• _Description of the task_
Return the lines of the listing from the line containing "app-logo-icon <box>16 12 56 48</box>" through the line containing "gear-icon <box>1214 248 1238 272</box>", both included, reproduced verbatim.

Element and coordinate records
* Begin *

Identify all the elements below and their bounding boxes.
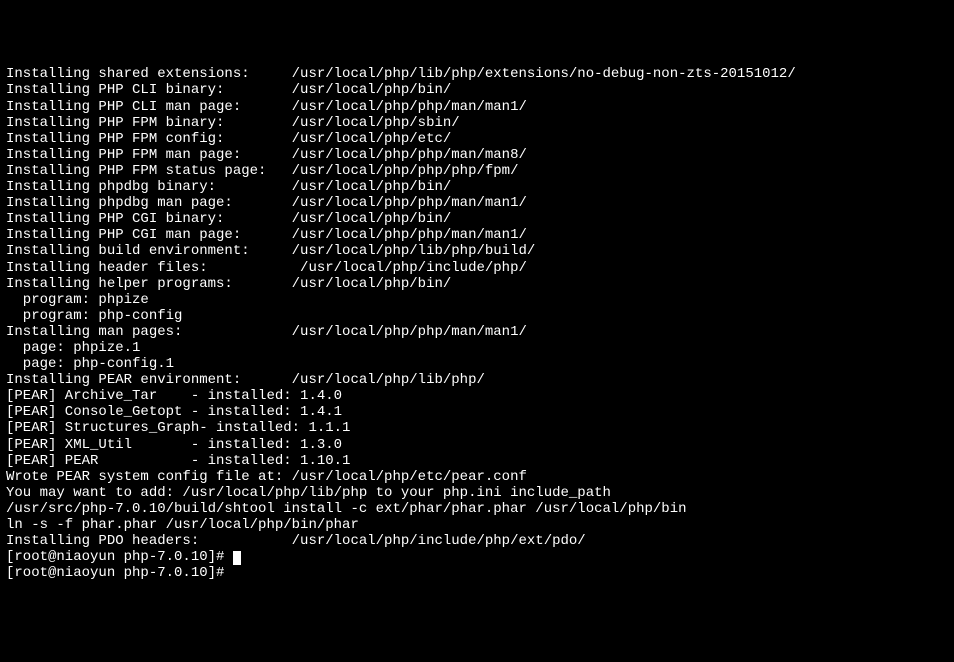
output-line: You may want to add: /usr/local/php/lib/… <box>6 485 948 501</box>
terminal-output: Installing shared extensions: /usr/local… <box>6 66 948 549</box>
output-line: ln -s -f phar.phar /usr/local/php/bin/ph… <box>6 517 948 533</box>
output-line: Installing header files: /usr/local/php/… <box>6 260 948 276</box>
shell-prompt: [root@niaoyun php-7.0.10]# <box>6 549 224 565</box>
partial-prompt: [root@niaoyun php-7.0.10]# <box>6 565 224 581</box>
output-line: [PEAR] Structures_Graph- installed: 1.1.… <box>6 420 948 436</box>
output-line: Installing phpdbg man page: /usr/local/p… <box>6 195 948 211</box>
terminal-partial-line: [root@niaoyun php-7.0.10]# <box>6 565 948 581</box>
output-line: Installing build environment: /usr/local… <box>6 243 948 259</box>
output-line: Installing phpdbg binary: /usr/local/php… <box>6 179 948 195</box>
output-line: [PEAR] Console_Getopt - installed: 1.4.1 <box>6 404 948 420</box>
output-line: Installing PHP FPM config: /usr/local/ph… <box>6 131 948 147</box>
output-line: Wrote PEAR system config file at: /usr/l… <box>6 469 948 485</box>
cursor-icon <box>233 551 241 565</box>
output-line: Installing PHP CLI man page: /usr/local/… <box>6 99 948 115</box>
output-line: Installing PDO headers: /usr/local/php/i… <box>6 533 948 549</box>
output-line: Installing PHP FPM binary: /usr/local/ph… <box>6 115 948 131</box>
output-line: [PEAR] PEAR - installed: 1.10.1 <box>6 453 948 469</box>
output-line: [PEAR] Archive_Tar - installed: 1.4.0 <box>6 388 948 404</box>
output-line: Installing PHP CGI man page: /usr/local/… <box>6 227 948 243</box>
output-line: Installing man pages: /usr/local/php/php… <box>6 324 948 340</box>
output-line: Installing PHP CGI binary: /usr/local/ph… <box>6 211 948 227</box>
output-line: program: phpize <box>6 292 948 308</box>
output-line: Installing shared extensions: /usr/local… <box>6 66 948 82</box>
output-line: /usr/src/php-7.0.10/build/shtool install… <box>6 501 948 517</box>
output-line: Installing PHP CLI binary: /usr/local/ph… <box>6 82 948 98</box>
output-line: program: php-config <box>6 308 948 324</box>
output-line: Installing PHP FPM status page: /usr/loc… <box>6 163 948 179</box>
output-line: page: php-config.1 <box>6 356 948 372</box>
output-line: page: phpize.1 <box>6 340 948 356</box>
output-line: Installing PEAR environment: /usr/local/… <box>6 372 948 388</box>
output-line: [PEAR] XML_Util - installed: 1.3.0 <box>6 437 948 453</box>
output-line: Installing helper programs: /usr/local/p… <box>6 276 948 292</box>
terminal-prompt-line[interactable]: [root@niaoyun php-7.0.10]# <box>6 549 948 565</box>
output-line: Installing PHP FPM man page: /usr/local/… <box>6 147 948 163</box>
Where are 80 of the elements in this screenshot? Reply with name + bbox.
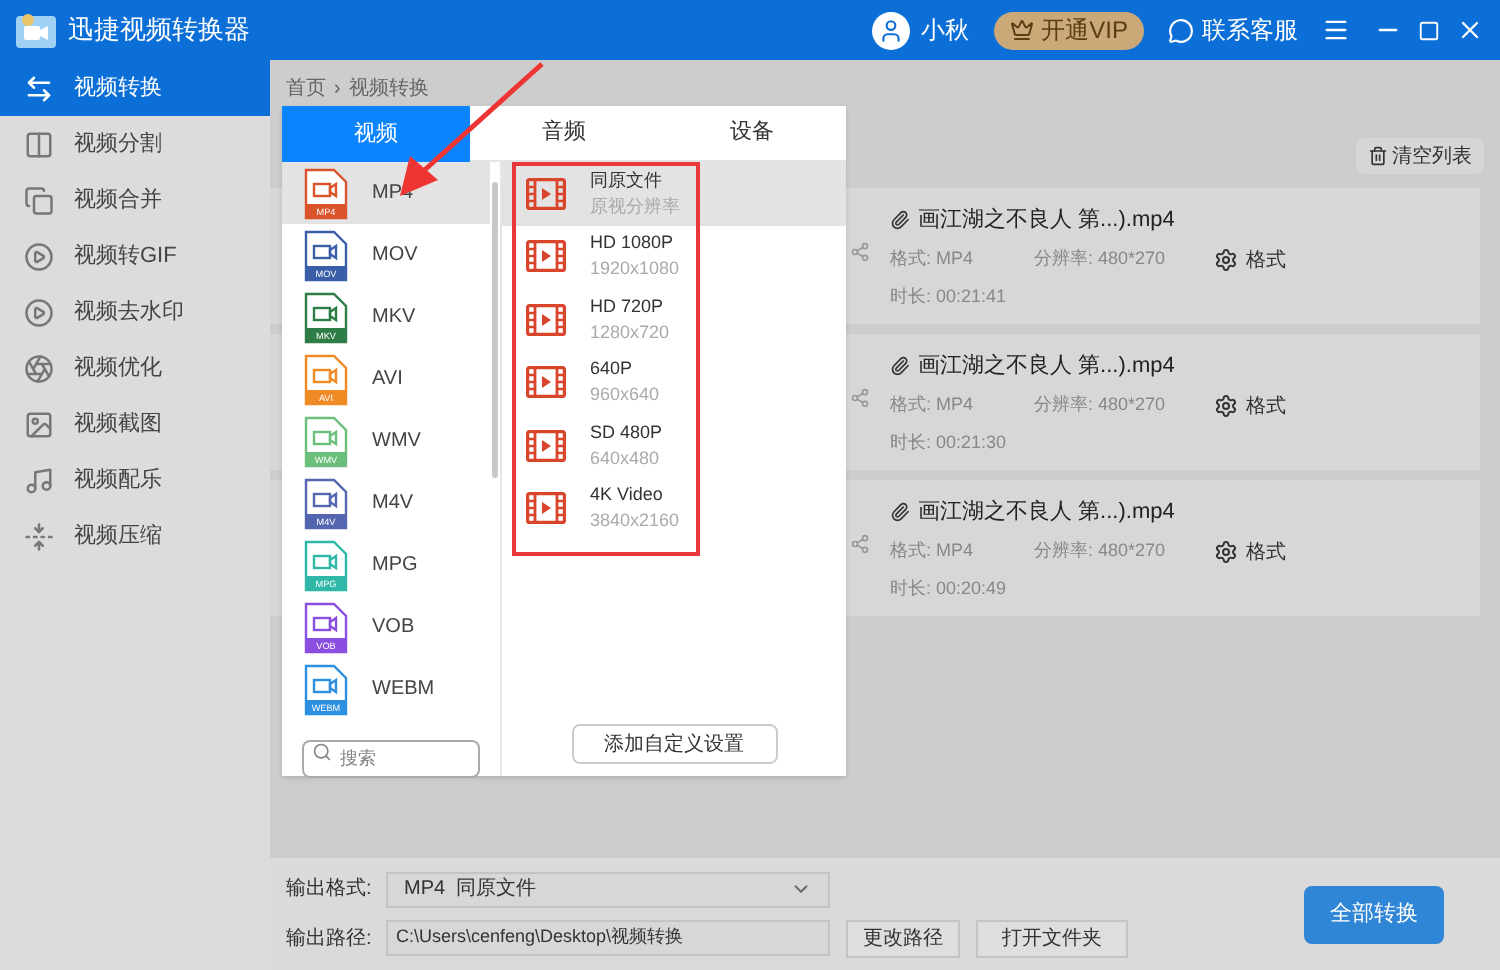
app-logo-icon <box>16 12 56 48</box>
duration-info: 时长: 00:21:30 <box>890 429 1009 455</box>
film-icon <box>526 492 566 525</box>
sidebar-item[interactable]: 视频配乐 <box>0 452 270 508</box>
film-icon <box>526 429 566 462</box>
support-link[interactable]: 联系客服 <box>1202 12 1298 48</box>
user-name[interactable]: 小秋 <box>921 12 970 48</box>
gear-icon <box>1214 248 1238 272</box>
file-name: 画江湖之不良人 第...).mp4 <box>918 351 1175 382</box>
custom-settings-button[interactable]: 添加自定义设置 <box>571 724 777 764</box>
change-path-button[interactable]: 更改路径 <box>846 919 960 957</box>
format-info: 格式: MP4 <box>890 538 976 565</box>
resolution-info: 分辨率: 480*270 <box>1034 246 1168 273</box>
search-field[interactable]: 搜索 <box>302 739 480 777</box>
sidebar-item[interactable]: 视频合并 <box>0 172 270 228</box>
clip-icon <box>890 210 910 231</box>
sidebar-item[interactable]: 视频压缩 <box>0 508 270 564</box>
clip-icon <box>890 502 910 523</box>
menu-icon[interactable] <box>1322 16 1350 44</box>
convert-icon <box>24 73 54 103</box>
sidebar-item[interactable]: 视频优化 <box>0 340 270 396</box>
sidebar-item[interactable]: 视频转GIF <box>0 228 270 284</box>
film-icon <box>526 303 566 336</box>
play-icon <box>24 297 54 327</box>
preset-item[interactable]: HD 720P 1280x720 <box>502 288 846 351</box>
sidebar-item[interactable]: 视频去水印 <box>0 284 270 340</box>
sidebar-item[interactable]: 视频截图 <box>0 396 270 452</box>
image-icon <box>24 409 54 439</box>
reel-icon <box>24 353 54 383</box>
gear-icon <box>1214 540 1238 564</box>
sidebar-item[interactable]: 视频转换 <box>0 60 270 116</box>
file-name: 画江湖之不良人 第...).mp4 <box>918 205 1175 236</box>
vip-button[interactable]: 开通VIP <box>993 11 1144 49</box>
resolution-info: 分辨率: 480*270 <box>1034 538 1168 565</box>
clear-list-button[interactable]: 清空列表 <box>1356 138 1484 174</box>
open-folder-button[interactable]: 打开文件夹 <box>976 919 1128 957</box>
output-path-label: 输出路径: <box>286 925 374 953</box>
breadcrumb-current: 视频转换 <box>348 75 429 103</box>
resolution-info: 分辨率: 480*270 <box>1034 392 1168 419</box>
format-info: 格式: MP4 <box>890 246 976 273</box>
film-icon <box>526 240 566 273</box>
output-path-field[interactable]: C:\Users\cenfeng\Desktop\视频转换 <box>386 920 830 956</box>
format-settings-button[interactable]: 格式 <box>1214 537 1286 567</box>
format-info: 格式: MP4 <box>890 392 976 419</box>
preset-item[interactable]: 640P 960x640 <box>502 351 846 414</box>
maximize-icon[interactable] <box>1418 19 1440 41</box>
window-title: 迅捷视频转换器 <box>68 12 250 49</box>
format-tab[interactable]: 设备 <box>658 106 846 162</box>
duration-info: 时长: 00:20:49 <box>890 575 1009 601</box>
format-tab[interactable]: 音频 <box>470 106 658 162</box>
preset-item[interactable]: SD 480P 640x480 <box>502 414 846 477</box>
film-icon <box>526 177 566 210</box>
split-icon <box>24 129 54 159</box>
duration-info: 时长: 00:21:41 <box>890 283 1009 309</box>
search-icon <box>312 741 332 761</box>
crown-icon <box>1009 18 1034 42</box>
clip-icon <box>890 356 910 377</box>
close-icon[interactable] <box>1456 16 1484 44</box>
sidebar-item[interactable]: 视频分割 <box>0 116 270 172</box>
trash-icon <box>1368 146 1388 166</box>
format-tab[interactable]: 视频 <box>282 106 470 162</box>
format-settings-button[interactable]: 格式 <box>1214 245 1286 275</box>
format-settings-button[interactable]: 格式 <box>1214 391 1286 421</box>
output-format-label: 输出格式: <box>286 875 374 904</box>
preset-item[interactable]: 4K Video 3840x2160 <box>502 477 846 540</box>
output-format-select[interactable]: MP4 同原文件 <box>386 871 830 907</box>
music-icon <box>24 465 54 495</box>
file-name: 画江湖之不良人 第...).mp4 <box>918 497 1175 528</box>
convert-all-button[interactable]: 全部转换 <box>1304 885 1444 943</box>
play-icon <box>24 241 54 271</box>
breadcrumb-link[interactable]: 首页 <box>286 73 326 103</box>
film-icon <box>526 366 566 399</box>
breadcrumb-separator: › <box>334 75 341 103</box>
preset-item[interactable]: HD 1080P 1920x1080 <box>502 225 846 288</box>
compress-icon <box>24 521 54 551</box>
preset-item[interactable]: 同原文件 原视分辨率 <box>502 162 846 225</box>
avatar-icon[interactable] <box>871 11 910 49</box>
merge-icon <box>24 185 54 215</box>
chat-icon <box>1168 17 1194 43</box>
gear-icon <box>1214 394 1238 418</box>
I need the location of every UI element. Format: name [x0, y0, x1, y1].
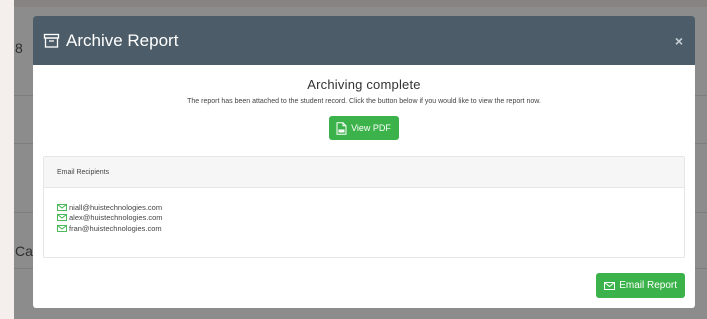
- recipient-list: niall@huistechnologies.com alex@huistech…: [44, 188, 684, 257]
- list-item: alex@huistechnologies.com: [57, 213, 671, 224]
- modal-title: Archive Report: [66, 30, 179, 50]
- email-report-label: Email Report: [619, 280, 677, 291]
- close-button[interactable]: ×: [675, 33, 683, 49]
- view-pdf-label: View PDF: [351, 123, 391, 133]
- page-margin: [0, 0, 14, 319]
- email-recipients-title: Email Recipients: [44, 157, 684, 188]
- status-heading: Archiving complete: [307, 77, 421, 92]
- recipient-email: alex@huistechnologies.com: [69, 213, 163, 223]
- email-recipients-panel: Email Recipients niall@huistechnologies.…: [43, 156, 685, 258]
- archive-report-modal: Archive Report × Archiving complete The …: [33, 16, 695, 308]
- list-item: niall@huistechnologies.com: [57, 202, 671, 213]
- recipient-email: niall@huistechnologies.com: [69, 202, 163, 212]
- envelope-icon: [604, 281, 616, 290]
- status-message: The report has been attached to the stud…: [187, 98, 541, 105]
- envelope-icon: [57, 203, 67, 211]
- archive-icon: [43, 32, 60, 49]
- modal-footer: Email Report: [596, 273, 685, 298]
- modal-body: Archiving complete The report has been a…: [33, 65, 695, 258]
- recipient-email: fran@huistechnologies.com: [69, 223, 162, 233]
- view-pdf-button[interactable]: View PDF: [329, 116, 399, 140]
- list-item: fran@huistechnologies.com: [57, 223, 671, 234]
- envelope-icon: [57, 214, 67, 222]
- envelope-icon: [57, 224, 67, 232]
- modal-header: Archive Report ×: [33, 16, 695, 65]
- email-report-button[interactable]: Email Report: [596, 273, 685, 298]
- pdf-file-icon: [336, 121, 347, 135]
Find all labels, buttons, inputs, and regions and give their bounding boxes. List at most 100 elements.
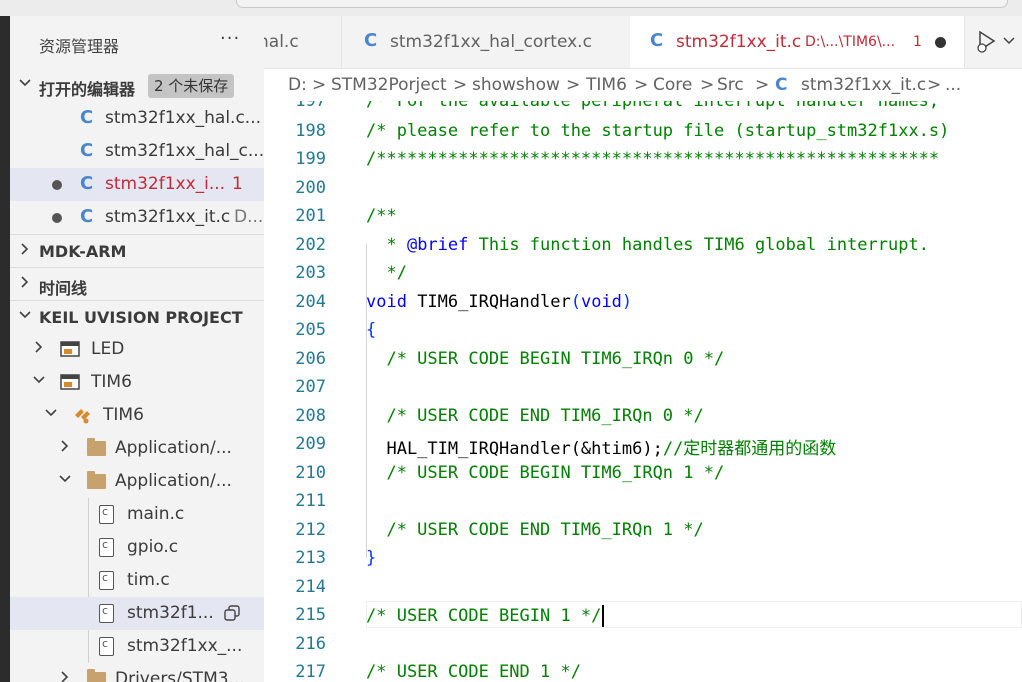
breadcrumb-folder[interactable]: Src <box>717 75 744 95</box>
tree-item-file[interactable]: main.c <box>10 498 264 531</box>
code-line: 201/** <box>295 206 397 226</box>
tree-label: Application/... <box>115 438 232 458</box>
open-editor-desc: D... <box>234 207 264 227</box>
tree-label: stm32f1... <box>127 603 214 623</box>
code-line: 217/* USER CODE END 1 */ <box>295 662 581 682</box>
keil-project-title: KEIL UVISION PROJECT <box>39 308 243 327</box>
unsaved-dot-icon <box>52 213 62 223</box>
explorer-header: 资源管理器 ··· <box>10 16 264 68</box>
c-file-icon: C <box>80 206 94 227</box>
breadcrumb-sep: > <box>634 75 649 95</box>
breadcrumb: D: > STM32Porject > showshow > TIM6 > Co… <box>264 69 1022 101</box>
command-center[interactable] <box>236 0 1008 8</box>
breadcrumb-sep: > <box>453 75 468 95</box>
unsaved-dot-icon[interactable] <box>935 37 946 48</box>
tree-item-file[interactable]: stm32f1xx_... <box>10 630 264 663</box>
tab-description: D:\...\TIM6\... <box>805 34 896 50</box>
tab-hal[interactable]: nal.c <box>264 16 341 68</box>
explorer-title: 资源管理器 <box>39 37 120 56</box>
more-actions-button[interactable]: ··· <box>220 28 240 49</box>
tree-item-file-selected[interactable]: stm32f1... <box>10 597 264 630</box>
mdk-arm-title: MDK-ARM <box>39 242 127 261</box>
tree-label: TIM6 <box>103 405 144 425</box>
code-line: 199/************************************… <box>295 149 940 169</box>
folder-open-icon <box>87 471 106 489</box>
chevron-right-icon <box>18 242 32 256</box>
tree-item-file[interactable]: tim.c <box>10 564 264 597</box>
tree-item-tim6-target[interactable]: TIM6 <box>10 399 264 432</box>
open-editor-item[interactable]: C stm32f1xx_hal.c... <box>10 102 264 135</box>
unsaved-badge: 2 个未保存 <box>148 74 235 98</box>
tab-it-active[interactable]: C stm32f1xx_it.c D:\...\TIM6\... 1 <box>630 16 965 68</box>
code-line: 204 void TIM6_IRQHandler(void) <box>295 292 633 312</box>
breadcrumb-folder[interactable]: Core <box>653 75 692 95</box>
code-line: 209 HAL_TIM_IRQHandler(&htim6);//定时器都通用的… <box>295 434 837 459</box>
open-editor-label: stm32f1xx_hal_c... <box>105 141 264 161</box>
tab-hal-cortex[interactable]: C stm32f1xx_hal_cortex.c <box>342 16 629 68</box>
run-debug-button[interactable] <box>970 26 1020 58</box>
editor-tab-bar: nal.c C stm32f1xx_hal_cortex.c C stm32f1… <box>264 16 1022 69</box>
tree-label: main.c <box>127 504 185 524</box>
open-editor-label: stm32f1xx_it.c <box>105 207 231 227</box>
tree-item-folder[interactable]: Drivers/STM3... <box>10 663 264 682</box>
section-mdk-arm[interactable]: MDK-ARM <box>10 235 264 268</box>
tree-label: Application/... <box>115 471 232 491</box>
section-open-editors[interactable]: 打开的编辑器 2 个未保存 <box>10 69 264 102</box>
tree-item-file[interactable]: gpio.c <box>10 531 264 564</box>
code-editor[interactable]: 197/* For the available peripheral inter… <box>264 101 1022 682</box>
open-editor-item[interactable]: C stm32f1xx_hal_c... <box>10 135 264 168</box>
tree-label: gpio.c <box>127 537 179 557</box>
activity-bar <box>0 16 10 682</box>
breadcrumb-sep: > <box>312 75 327 95</box>
code-line: 207 <box>295 377 326 397</box>
breadcrumb-drive[interactable]: D: <box>288 75 307 95</box>
tab-label: stm32f1xx_hal_cortex.c <box>390 32 592 52</box>
copy-icon[interactable] <box>224 605 240 621</box>
breadcrumb-folder[interactable]: STM32Porject <box>331 75 447 95</box>
tree-item-folder[interactable]: Application/... <box>10 432 264 465</box>
code-line: 197/* For the available peripheral inter… <box>295 101 940 111</box>
c-file-icon: C <box>80 173 94 194</box>
breadcrumb-file[interactable]: stm32f1xx_it.c <box>801 75 926 95</box>
c-file-icon: C <box>364 30 378 51</box>
chevron-right-icon <box>18 275 32 289</box>
chevron-down-icon <box>58 472 72 486</box>
chevron-down-icon <box>32 373 46 387</box>
section-keil-project[interactable]: KEIL UVISION PROJECT <box>10 301 264 334</box>
c-source-file-icon <box>99 505 114 524</box>
open-editor-item-active[interactable]: C stm32f1xx_i... 1 <box>10 168 264 201</box>
chevron-down-icon <box>18 308 32 322</box>
c-source-file-icon <box>99 604 114 623</box>
c-source-file-icon <box>99 571 114 590</box>
breadcrumb-sep: > <box>927 75 942 95</box>
tree-item-tim6[interactable]: TIM6 <box>10 366 264 399</box>
explorer-sidebar: 资源管理器 ··· 打开的编辑器 2 个未保存 C stm32f1xx_hal.… <box>10 16 264 682</box>
breadcrumb-sep: > <box>755 75 770 95</box>
chevron-right-icon <box>32 340 46 354</box>
code-line: 214 <box>295 577 326 597</box>
tree-item-folder[interactable]: Application/... <box>10 465 264 498</box>
breadcrumb-folder[interactable]: TIM6 <box>586 75 627 95</box>
code-line: 200 <box>295 178 326 198</box>
tab-label: nal.c <box>264 32 299 52</box>
open-editor-label: stm32f1xx_i... <box>105 174 226 194</box>
project-icon <box>60 341 80 358</box>
breadcrumb-folder[interactable]: showshow <box>472 75 560 95</box>
section-timeline[interactable]: 时间线 <box>10 268 264 301</box>
tree-label: tim.c <box>127 570 170 590</box>
open-editor-item[interactable]: C stm32f1xx_it.c D... <box>10 201 264 234</box>
c-file-icon: C <box>775 75 788 95</box>
chevron-right-icon <box>58 670 72 682</box>
tree-item-led[interactable]: LED <box>10 333 264 366</box>
chevron-right-icon <box>58 439 72 453</box>
project-icon <box>60 374 80 391</box>
target-icon <box>72 407 92 424</box>
unsaved-dot-icon <box>52 180 62 190</box>
code-line: 210 /* USER CODE BEGIN TIM6_IRQn 1 */ <box>295 463 725 483</box>
code-line-current: 215/* USER CODE BEGIN 1 */ <box>264 601 1022 630</box>
code-line: 198/* please refer to the startup file (… <box>295 121 950 141</box>
tree-label: stm32f1xx_... <box>127 636 243 656</box>
breadcrumb-symbols[interactable]: ... <box>945 75 961 95</box>
code-line: 203 */ <box>295 263 407 283</box>
tree-label: TIM6 <box>91 372 132 392</box>
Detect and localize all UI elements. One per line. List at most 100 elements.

* End *

• _Answer to the problem_
app-logo-icon <box>16 12 56 48</box>
duration-info: 时长: 00:21:30 <box>890 429 1009 455</box>
film-icon <box>526 492 566 525</box>
sidebar-item[interactable]: 视频配乐 <box>0 452 270 508</box>
film-icon <box>526 429 566 462</box>
support-link[interactable]: 联系客服 <box>1202 12 1298 48</box>
user-name[interactable]: 小秋 <box>921 12 970 48</box>
gear-icon <box>1214 248 1238 272</box>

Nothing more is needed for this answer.